SUPPLIED ENTRIES:
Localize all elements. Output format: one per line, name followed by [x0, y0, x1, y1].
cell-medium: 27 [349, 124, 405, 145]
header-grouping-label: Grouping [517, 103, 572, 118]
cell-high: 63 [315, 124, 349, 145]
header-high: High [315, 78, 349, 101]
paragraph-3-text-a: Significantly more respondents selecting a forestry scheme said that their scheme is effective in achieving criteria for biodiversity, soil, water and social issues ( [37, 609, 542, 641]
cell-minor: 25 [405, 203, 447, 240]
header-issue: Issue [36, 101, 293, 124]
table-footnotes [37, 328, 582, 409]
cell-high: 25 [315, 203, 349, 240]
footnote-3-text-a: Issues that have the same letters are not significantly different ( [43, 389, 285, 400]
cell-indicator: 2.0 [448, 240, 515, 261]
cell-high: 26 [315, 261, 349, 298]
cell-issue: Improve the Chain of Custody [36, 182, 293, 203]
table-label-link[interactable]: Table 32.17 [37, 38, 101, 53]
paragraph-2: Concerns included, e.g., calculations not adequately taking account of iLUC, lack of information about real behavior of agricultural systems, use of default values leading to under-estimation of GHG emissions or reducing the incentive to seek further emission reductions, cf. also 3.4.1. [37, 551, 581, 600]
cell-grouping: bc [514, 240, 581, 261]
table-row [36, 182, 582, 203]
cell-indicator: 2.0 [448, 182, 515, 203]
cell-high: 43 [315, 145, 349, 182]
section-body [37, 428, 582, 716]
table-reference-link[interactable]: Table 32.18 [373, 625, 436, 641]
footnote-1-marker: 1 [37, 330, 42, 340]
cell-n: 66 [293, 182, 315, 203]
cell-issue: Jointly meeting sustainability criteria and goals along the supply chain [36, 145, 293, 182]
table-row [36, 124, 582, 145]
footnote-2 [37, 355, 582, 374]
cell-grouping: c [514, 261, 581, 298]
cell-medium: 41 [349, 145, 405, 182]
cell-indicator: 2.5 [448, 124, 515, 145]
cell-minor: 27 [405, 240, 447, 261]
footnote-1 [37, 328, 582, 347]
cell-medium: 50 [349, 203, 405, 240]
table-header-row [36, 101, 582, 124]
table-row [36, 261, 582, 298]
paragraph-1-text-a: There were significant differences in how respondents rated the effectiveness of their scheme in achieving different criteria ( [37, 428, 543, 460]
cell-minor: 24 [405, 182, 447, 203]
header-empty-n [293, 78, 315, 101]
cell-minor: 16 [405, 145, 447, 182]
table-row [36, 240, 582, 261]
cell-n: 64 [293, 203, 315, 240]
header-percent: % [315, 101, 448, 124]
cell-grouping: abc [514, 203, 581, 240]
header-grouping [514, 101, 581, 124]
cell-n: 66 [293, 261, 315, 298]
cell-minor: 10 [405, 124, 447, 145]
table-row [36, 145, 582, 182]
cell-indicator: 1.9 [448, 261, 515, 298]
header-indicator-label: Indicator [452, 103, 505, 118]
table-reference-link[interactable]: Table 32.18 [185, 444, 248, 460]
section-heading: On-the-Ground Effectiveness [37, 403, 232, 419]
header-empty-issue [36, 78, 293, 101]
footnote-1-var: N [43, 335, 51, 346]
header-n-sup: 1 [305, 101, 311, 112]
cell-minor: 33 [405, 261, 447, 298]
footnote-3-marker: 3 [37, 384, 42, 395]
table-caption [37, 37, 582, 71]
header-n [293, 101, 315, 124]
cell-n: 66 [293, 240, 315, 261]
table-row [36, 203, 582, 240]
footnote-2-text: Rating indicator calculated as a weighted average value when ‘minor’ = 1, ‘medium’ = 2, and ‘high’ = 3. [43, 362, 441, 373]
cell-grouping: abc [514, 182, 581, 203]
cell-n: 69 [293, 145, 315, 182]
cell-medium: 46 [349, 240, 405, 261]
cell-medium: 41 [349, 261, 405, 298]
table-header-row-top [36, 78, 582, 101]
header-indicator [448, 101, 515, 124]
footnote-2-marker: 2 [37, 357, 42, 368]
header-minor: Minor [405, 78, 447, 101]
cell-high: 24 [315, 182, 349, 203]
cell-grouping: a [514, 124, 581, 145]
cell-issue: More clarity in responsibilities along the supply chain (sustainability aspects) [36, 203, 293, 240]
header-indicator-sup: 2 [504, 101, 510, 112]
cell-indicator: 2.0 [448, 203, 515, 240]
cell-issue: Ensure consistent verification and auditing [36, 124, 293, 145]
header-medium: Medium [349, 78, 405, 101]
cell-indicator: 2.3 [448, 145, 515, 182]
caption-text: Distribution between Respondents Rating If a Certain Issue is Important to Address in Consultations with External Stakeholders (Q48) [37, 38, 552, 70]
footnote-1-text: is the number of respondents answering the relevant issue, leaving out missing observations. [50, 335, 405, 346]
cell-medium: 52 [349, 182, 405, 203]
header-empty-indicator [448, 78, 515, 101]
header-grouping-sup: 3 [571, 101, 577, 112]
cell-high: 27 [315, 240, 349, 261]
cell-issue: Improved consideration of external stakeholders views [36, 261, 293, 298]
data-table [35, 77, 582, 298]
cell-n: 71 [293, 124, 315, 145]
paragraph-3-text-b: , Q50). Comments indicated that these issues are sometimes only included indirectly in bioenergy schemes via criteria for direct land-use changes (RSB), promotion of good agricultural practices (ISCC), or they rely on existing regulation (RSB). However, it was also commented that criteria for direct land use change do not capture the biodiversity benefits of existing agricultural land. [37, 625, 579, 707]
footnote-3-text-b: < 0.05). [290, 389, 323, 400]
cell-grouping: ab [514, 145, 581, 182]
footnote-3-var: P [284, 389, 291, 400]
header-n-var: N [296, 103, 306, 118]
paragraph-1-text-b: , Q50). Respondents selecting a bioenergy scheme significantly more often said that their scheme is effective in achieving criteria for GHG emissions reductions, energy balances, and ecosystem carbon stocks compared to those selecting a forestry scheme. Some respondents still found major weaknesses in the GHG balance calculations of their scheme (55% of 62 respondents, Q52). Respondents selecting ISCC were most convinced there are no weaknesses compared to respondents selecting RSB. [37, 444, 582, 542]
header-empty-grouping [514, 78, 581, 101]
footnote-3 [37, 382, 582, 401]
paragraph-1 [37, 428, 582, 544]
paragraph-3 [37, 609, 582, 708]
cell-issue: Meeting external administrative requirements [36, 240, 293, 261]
--
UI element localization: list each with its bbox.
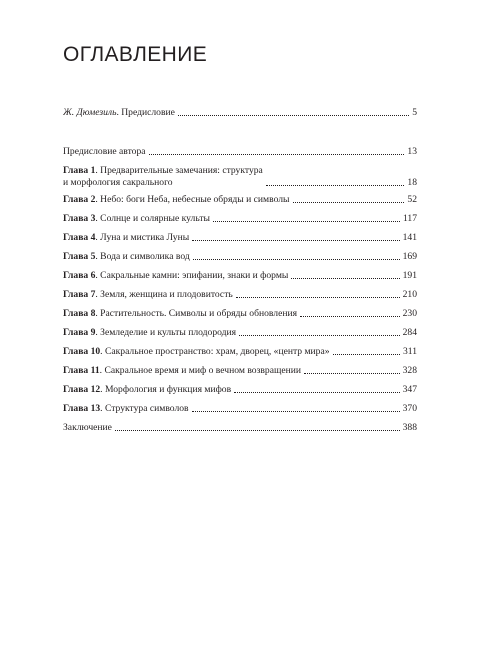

WHAT THE EXERCISE ASKS:
Duplicate the rows from the line with "Localize all elements." up to and including the line with "cell-high: 26 [315, 261, 349, 298]".

WRITTEN ANSWER:
Localize all elements. Output format: one per line, name followed by [x0, y0, x1, y1].
cell-medium: 27 [349, 124, 405, 145]
header-grouping-label: Grouping [517, 103, 572, 118]
cell-high: 63 [315, 124, 349, 145]
header-high: High [315, 78, 349, 101]
paragraph-3-text-a: Significantly more respondents selecting a forestry scheme said that their scheme is effective in achieving criteria for biodiversity, soil, water and social issues ( [37, 609, 542, 641]
cell-minor: 25 [405, 203, 447, 240]
header-issue: Issue [36, 101, 293, 124]
table-footnotes [37, 328, 582, 409]
cell-high: 25 [315, 203, 349, 240]
footnote-3-text-a: Issues that have the same letters are not significantly different ( [43, 389, 285, 400]
cell-indicator: 2.0 [448, 240, 515, 261]
cell-high: 26 [315, 261, 349, 298]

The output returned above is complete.